— Required work —
Take every line from the listing below that contains "name".

+ + +

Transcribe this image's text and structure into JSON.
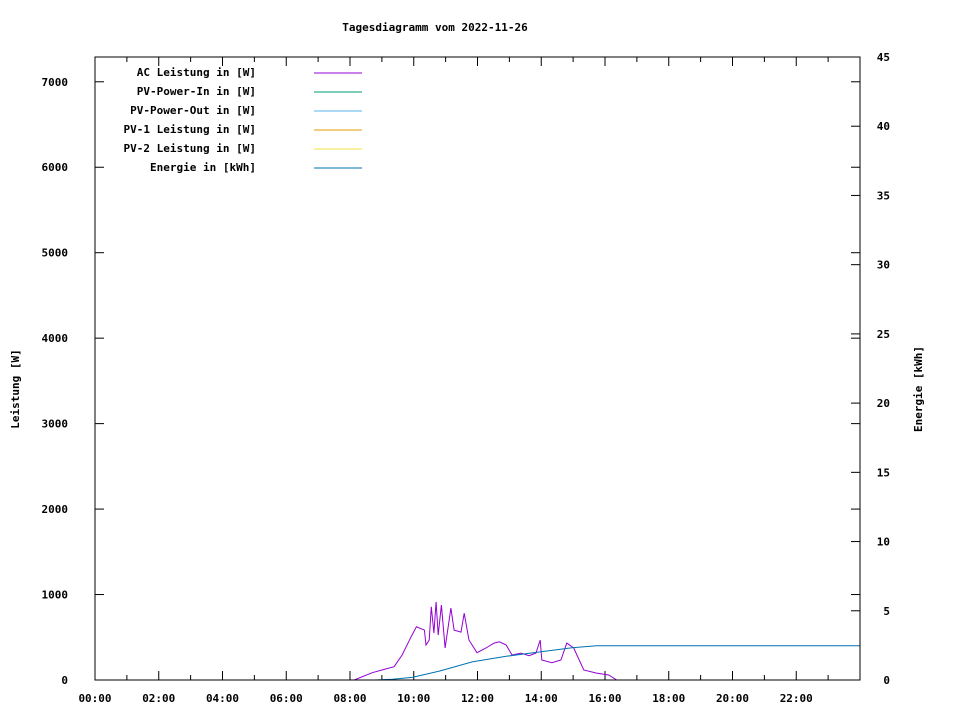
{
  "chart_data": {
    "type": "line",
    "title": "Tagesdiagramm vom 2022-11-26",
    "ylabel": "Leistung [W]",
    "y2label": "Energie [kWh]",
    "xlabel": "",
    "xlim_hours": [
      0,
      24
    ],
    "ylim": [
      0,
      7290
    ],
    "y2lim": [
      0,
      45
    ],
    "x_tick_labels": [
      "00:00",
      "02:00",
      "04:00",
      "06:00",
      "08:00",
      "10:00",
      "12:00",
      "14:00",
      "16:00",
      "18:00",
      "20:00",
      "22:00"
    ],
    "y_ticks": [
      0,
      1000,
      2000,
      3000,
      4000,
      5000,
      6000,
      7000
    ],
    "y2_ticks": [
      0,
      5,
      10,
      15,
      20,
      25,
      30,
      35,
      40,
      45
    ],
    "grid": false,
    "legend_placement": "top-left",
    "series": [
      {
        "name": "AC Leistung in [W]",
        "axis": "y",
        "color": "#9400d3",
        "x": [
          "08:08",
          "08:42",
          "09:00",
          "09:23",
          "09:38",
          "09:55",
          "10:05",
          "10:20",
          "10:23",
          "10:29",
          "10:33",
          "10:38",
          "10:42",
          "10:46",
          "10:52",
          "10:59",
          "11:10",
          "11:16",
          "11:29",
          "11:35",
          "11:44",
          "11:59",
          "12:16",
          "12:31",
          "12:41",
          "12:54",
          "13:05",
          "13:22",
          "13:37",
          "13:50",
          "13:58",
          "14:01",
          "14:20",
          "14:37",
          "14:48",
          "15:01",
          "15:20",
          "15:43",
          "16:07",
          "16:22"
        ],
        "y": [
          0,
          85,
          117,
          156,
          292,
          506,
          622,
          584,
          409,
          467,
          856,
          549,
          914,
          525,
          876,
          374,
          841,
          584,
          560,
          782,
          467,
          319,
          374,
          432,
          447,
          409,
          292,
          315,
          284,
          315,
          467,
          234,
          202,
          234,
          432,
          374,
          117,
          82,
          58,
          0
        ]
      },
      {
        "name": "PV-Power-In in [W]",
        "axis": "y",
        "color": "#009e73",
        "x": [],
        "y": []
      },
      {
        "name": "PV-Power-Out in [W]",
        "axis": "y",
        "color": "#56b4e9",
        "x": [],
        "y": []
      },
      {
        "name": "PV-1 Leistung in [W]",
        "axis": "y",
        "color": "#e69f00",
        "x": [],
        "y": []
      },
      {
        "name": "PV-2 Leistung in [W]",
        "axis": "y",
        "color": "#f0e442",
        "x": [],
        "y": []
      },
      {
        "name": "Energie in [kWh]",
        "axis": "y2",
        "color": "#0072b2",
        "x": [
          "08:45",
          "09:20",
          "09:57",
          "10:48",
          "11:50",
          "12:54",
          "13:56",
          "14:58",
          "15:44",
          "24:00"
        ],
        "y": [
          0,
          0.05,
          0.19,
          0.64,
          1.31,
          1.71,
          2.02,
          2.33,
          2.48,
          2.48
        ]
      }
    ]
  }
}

+ + +

— Problem solution —
        "name": "AC Leistung in [W]",
        "name": "PV-Power-In in [W]",
        "name": "PV-Power-Out in [W]",
        "name": "PV-1 Leistung in [W]",
        "name": "PV-2 Leistung in [W]",
        "name": "Energie in [kWh]",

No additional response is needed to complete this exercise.